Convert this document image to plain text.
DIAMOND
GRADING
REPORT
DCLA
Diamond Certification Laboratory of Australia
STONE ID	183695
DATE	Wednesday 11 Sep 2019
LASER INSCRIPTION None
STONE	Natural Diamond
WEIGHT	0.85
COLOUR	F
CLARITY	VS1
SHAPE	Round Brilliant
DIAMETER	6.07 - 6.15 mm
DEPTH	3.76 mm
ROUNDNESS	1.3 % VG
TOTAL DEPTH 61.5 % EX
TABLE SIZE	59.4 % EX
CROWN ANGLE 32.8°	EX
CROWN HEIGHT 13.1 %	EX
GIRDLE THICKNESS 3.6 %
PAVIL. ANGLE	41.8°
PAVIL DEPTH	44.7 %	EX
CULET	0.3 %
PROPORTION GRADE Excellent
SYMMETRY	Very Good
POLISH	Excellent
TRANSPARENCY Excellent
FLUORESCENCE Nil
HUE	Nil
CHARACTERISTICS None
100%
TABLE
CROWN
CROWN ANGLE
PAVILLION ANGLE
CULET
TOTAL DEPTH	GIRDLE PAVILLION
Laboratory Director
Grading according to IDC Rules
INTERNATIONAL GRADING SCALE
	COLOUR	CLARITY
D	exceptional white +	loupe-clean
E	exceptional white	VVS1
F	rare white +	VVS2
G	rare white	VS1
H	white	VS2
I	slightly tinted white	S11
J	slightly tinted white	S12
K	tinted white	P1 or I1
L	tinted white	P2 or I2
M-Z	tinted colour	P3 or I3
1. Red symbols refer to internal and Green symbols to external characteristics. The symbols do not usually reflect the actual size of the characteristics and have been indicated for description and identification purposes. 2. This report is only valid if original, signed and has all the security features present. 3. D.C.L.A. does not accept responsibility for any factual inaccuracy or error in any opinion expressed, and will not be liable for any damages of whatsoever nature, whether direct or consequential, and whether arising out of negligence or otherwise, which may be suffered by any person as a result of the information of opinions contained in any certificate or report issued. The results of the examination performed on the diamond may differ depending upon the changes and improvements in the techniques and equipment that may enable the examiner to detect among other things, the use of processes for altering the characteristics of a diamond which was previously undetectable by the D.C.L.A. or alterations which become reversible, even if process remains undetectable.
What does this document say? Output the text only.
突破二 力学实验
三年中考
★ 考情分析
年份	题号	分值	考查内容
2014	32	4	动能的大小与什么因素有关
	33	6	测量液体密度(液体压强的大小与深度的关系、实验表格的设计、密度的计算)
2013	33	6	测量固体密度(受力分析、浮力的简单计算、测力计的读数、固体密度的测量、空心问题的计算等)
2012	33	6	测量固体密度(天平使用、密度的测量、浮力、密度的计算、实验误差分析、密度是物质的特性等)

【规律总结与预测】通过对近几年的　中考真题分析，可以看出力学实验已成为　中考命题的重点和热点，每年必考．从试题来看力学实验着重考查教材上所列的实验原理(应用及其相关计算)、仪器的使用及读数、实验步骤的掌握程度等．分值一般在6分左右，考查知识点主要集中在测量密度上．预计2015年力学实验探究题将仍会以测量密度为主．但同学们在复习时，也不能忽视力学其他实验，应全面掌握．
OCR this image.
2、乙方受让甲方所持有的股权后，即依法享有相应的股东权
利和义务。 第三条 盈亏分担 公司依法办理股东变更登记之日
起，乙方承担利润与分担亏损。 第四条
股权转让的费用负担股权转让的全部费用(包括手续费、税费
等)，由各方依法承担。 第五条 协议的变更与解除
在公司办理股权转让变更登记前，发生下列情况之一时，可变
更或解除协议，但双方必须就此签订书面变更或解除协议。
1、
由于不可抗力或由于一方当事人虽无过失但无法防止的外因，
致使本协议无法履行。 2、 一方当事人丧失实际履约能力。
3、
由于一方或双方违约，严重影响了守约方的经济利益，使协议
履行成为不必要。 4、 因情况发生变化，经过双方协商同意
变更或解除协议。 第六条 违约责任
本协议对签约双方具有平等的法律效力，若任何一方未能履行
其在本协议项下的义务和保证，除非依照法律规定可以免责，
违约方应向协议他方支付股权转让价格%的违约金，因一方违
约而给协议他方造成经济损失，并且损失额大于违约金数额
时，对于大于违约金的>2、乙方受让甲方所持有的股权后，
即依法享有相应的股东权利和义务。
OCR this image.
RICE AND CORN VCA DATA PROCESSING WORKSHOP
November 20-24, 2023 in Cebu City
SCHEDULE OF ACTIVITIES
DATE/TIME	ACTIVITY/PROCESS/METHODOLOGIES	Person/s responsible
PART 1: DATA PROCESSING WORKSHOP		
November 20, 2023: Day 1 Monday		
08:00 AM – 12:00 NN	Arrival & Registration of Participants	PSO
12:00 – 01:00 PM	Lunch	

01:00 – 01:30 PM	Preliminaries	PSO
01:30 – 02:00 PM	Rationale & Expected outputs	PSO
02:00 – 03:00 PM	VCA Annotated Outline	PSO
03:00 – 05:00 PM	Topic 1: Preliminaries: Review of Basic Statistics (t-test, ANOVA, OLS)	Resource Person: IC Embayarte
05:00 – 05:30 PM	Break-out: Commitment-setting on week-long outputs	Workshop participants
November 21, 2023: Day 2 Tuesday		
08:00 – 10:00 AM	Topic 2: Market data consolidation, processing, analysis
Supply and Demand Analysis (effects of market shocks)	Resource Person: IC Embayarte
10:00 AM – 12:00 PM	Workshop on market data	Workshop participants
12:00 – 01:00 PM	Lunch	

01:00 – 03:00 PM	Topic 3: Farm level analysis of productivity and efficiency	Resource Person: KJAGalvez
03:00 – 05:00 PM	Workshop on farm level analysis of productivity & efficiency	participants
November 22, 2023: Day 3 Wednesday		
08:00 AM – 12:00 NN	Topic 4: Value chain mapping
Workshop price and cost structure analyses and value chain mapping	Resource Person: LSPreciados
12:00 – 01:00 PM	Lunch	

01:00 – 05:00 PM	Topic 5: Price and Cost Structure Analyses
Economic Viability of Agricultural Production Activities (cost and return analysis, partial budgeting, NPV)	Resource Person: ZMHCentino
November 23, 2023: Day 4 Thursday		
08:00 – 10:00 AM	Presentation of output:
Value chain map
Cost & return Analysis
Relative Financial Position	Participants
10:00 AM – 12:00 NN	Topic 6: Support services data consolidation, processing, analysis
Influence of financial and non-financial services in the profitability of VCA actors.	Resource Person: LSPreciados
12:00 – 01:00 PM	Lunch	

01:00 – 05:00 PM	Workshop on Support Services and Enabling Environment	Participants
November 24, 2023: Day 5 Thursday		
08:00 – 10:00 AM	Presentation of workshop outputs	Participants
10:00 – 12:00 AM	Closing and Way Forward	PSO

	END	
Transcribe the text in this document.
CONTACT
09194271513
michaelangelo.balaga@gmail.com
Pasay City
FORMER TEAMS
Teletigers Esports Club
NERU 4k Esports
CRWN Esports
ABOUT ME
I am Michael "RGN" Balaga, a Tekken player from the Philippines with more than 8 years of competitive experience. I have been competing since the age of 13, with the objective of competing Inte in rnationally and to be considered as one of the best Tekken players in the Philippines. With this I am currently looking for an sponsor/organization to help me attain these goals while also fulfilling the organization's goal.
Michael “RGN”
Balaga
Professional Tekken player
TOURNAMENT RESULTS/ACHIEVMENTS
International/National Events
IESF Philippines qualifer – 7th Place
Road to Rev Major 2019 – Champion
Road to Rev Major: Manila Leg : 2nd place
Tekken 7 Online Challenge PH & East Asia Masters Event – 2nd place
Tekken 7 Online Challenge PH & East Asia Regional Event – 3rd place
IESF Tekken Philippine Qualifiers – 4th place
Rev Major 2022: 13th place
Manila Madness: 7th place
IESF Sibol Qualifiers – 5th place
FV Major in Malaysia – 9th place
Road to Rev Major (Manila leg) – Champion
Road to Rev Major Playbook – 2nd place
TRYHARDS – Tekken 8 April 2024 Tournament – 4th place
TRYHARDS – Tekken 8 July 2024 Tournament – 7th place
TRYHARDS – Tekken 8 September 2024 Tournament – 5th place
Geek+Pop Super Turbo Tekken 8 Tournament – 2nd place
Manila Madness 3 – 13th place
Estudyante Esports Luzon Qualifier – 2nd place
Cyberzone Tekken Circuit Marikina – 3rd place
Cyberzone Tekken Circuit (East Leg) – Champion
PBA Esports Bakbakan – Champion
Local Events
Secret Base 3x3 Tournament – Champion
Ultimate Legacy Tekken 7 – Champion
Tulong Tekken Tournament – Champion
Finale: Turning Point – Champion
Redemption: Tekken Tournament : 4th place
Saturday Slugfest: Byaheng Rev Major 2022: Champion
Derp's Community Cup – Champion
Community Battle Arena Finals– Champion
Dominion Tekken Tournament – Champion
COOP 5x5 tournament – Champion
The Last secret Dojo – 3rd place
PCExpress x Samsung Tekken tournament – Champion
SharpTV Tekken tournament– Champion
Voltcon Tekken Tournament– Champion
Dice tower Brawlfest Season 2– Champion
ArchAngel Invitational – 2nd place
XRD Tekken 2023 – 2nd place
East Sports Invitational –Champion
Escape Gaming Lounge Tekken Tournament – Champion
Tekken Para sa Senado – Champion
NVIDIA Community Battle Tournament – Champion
● ● ●
• _OBJECTIVE_
Copy each line from the records above that includes the string "Wednesday".

• _ANSWER TO THE TASK_
DATE	Wednesday 11 Sep 2019
November 22, 2023: Day 3 Wednesday		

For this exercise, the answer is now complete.